Search the listing below for the string "subtitle" and copy every line where it occurs.

# START OF SUPPLIED MATERIAL

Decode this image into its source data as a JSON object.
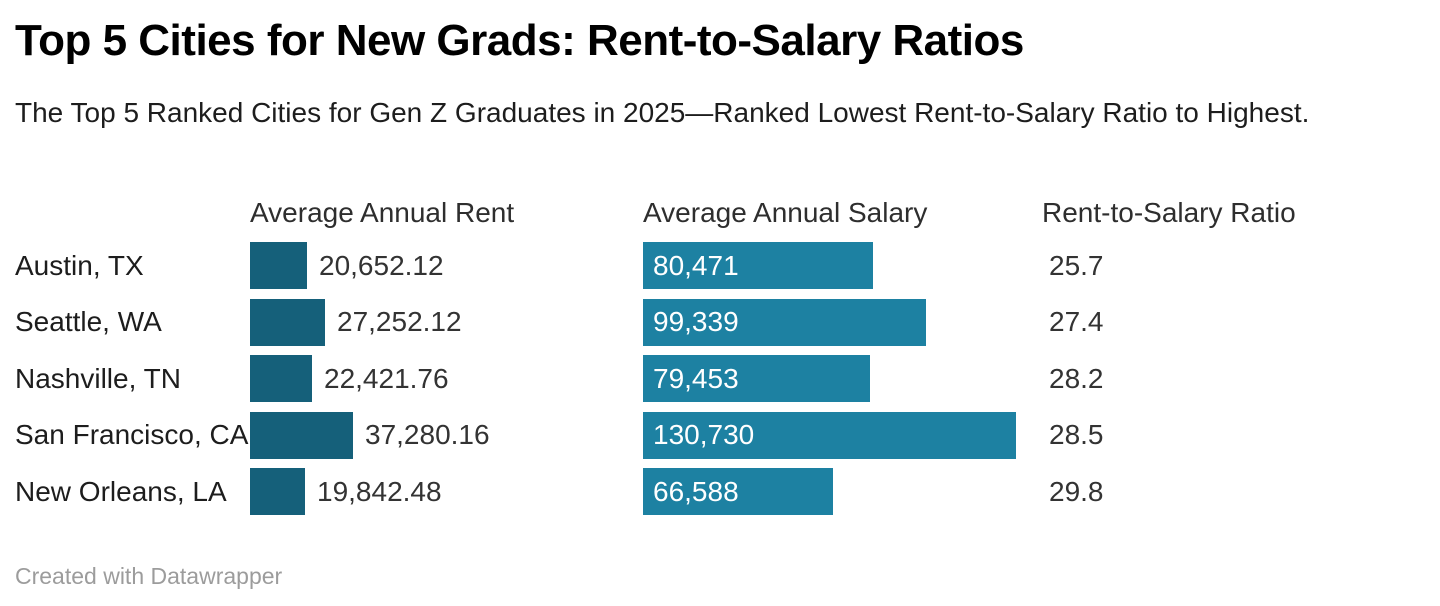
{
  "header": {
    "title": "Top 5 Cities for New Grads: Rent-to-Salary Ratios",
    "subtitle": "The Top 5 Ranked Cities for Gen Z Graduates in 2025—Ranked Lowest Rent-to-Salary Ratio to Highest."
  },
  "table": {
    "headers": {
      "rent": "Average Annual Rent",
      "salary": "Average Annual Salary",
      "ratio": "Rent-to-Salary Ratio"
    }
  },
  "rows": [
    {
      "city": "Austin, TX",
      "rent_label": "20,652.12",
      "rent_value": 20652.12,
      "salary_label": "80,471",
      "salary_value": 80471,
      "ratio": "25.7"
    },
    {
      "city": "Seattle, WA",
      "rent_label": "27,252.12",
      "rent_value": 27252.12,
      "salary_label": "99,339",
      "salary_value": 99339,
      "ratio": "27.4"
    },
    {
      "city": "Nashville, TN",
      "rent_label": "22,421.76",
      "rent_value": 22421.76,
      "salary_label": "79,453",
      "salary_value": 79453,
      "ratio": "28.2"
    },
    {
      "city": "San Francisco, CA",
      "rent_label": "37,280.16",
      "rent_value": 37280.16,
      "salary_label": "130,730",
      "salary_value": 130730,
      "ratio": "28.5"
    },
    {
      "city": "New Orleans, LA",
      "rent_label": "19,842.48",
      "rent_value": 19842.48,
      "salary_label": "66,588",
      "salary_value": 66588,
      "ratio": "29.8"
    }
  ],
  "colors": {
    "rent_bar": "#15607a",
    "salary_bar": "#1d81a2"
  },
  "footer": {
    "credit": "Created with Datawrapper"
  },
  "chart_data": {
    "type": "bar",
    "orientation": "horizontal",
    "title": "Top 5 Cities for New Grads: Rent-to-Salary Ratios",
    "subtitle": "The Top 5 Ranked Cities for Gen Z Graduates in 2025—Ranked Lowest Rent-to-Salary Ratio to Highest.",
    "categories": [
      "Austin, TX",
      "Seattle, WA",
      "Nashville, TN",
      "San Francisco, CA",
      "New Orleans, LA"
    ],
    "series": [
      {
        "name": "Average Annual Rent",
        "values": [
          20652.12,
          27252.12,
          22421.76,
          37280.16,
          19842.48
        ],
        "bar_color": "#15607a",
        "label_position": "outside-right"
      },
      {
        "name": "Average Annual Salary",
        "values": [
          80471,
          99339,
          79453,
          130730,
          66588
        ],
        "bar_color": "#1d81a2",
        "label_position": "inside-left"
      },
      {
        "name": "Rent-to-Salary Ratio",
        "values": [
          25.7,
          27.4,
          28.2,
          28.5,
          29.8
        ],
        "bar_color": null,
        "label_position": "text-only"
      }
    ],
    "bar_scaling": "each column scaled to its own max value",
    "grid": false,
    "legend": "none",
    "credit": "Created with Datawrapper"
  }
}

# END OF SUPPLIED MATERIAL
# START OF SUPPLIED MATERIAL

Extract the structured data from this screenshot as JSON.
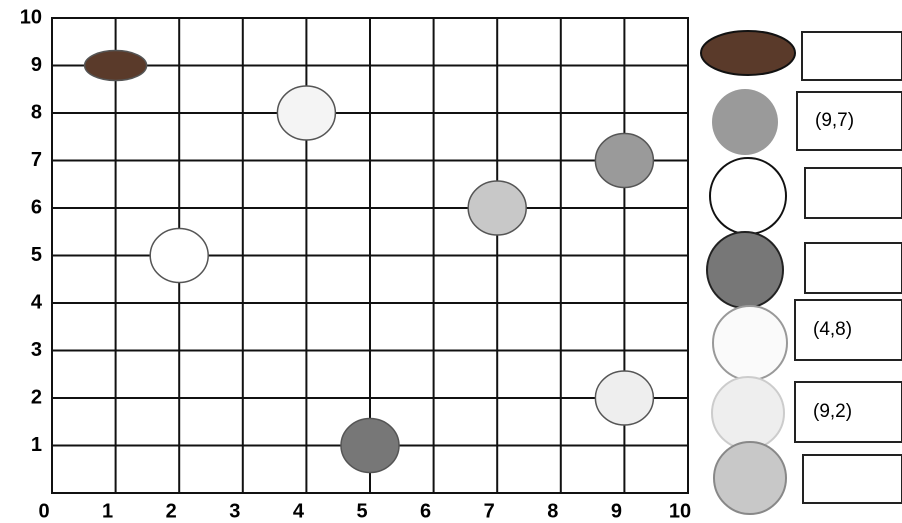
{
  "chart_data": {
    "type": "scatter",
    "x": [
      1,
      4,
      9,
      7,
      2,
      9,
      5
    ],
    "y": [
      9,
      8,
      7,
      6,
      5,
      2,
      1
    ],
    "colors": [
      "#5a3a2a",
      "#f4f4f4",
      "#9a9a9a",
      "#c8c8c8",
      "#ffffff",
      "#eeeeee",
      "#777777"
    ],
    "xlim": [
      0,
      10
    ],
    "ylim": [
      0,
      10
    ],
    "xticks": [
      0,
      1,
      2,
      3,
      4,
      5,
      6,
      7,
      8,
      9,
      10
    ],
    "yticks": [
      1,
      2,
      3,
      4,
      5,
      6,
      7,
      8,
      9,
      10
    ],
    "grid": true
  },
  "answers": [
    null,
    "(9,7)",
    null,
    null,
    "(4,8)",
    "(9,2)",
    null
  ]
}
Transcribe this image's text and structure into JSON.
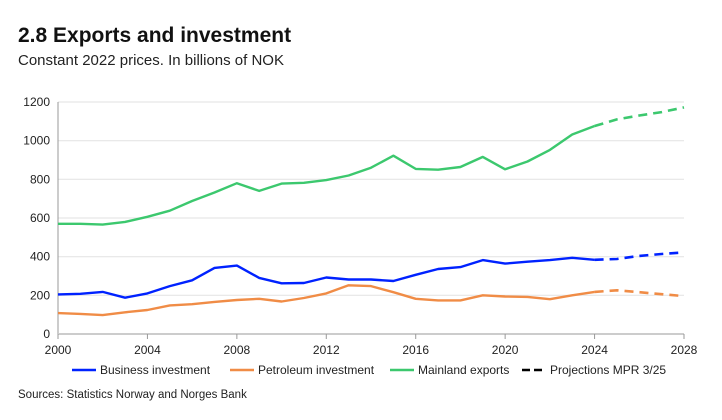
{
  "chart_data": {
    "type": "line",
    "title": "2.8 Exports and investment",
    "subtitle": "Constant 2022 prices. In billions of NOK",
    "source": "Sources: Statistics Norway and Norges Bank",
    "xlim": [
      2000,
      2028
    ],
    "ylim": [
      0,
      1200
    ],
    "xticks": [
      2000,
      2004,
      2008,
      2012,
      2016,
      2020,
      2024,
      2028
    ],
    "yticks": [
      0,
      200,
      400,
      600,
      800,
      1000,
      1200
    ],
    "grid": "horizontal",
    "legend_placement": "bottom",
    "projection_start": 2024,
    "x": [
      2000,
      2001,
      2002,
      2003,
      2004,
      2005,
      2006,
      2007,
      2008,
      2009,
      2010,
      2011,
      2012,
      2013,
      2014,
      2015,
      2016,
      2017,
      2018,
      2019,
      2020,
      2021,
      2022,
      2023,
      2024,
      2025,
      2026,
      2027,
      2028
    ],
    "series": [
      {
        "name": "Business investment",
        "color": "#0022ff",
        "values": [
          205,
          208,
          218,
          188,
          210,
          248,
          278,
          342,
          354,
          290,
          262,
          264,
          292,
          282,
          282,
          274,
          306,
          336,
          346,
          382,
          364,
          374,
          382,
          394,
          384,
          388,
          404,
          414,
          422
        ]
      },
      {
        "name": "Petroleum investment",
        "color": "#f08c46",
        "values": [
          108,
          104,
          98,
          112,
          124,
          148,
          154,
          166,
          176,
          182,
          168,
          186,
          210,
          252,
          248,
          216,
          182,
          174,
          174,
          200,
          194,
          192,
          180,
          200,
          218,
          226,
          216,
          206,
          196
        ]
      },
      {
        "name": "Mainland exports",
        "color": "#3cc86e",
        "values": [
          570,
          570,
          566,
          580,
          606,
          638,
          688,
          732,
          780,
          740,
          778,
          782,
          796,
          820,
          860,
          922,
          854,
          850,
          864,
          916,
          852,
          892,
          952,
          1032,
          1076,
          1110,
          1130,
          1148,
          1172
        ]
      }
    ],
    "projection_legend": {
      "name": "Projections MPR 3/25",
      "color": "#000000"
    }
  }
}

# END OF SUPPLIED MATERIAL

RESPONSE TO THE TASK -
    "subtitle": "The Top 5 Ranked Cities for Gen Z Graduates in 2025—Ranked Lowest Rent-to-Salary Ratio to Highest."
    "subtitle": "The Top 5 Ranked Cities for Gen Z Graduates in 2025—Ranked Lowest Rent-to-Salary Ratio to Highest.",
    "subtitle": "Constant 2022 prices. In billions of NOK",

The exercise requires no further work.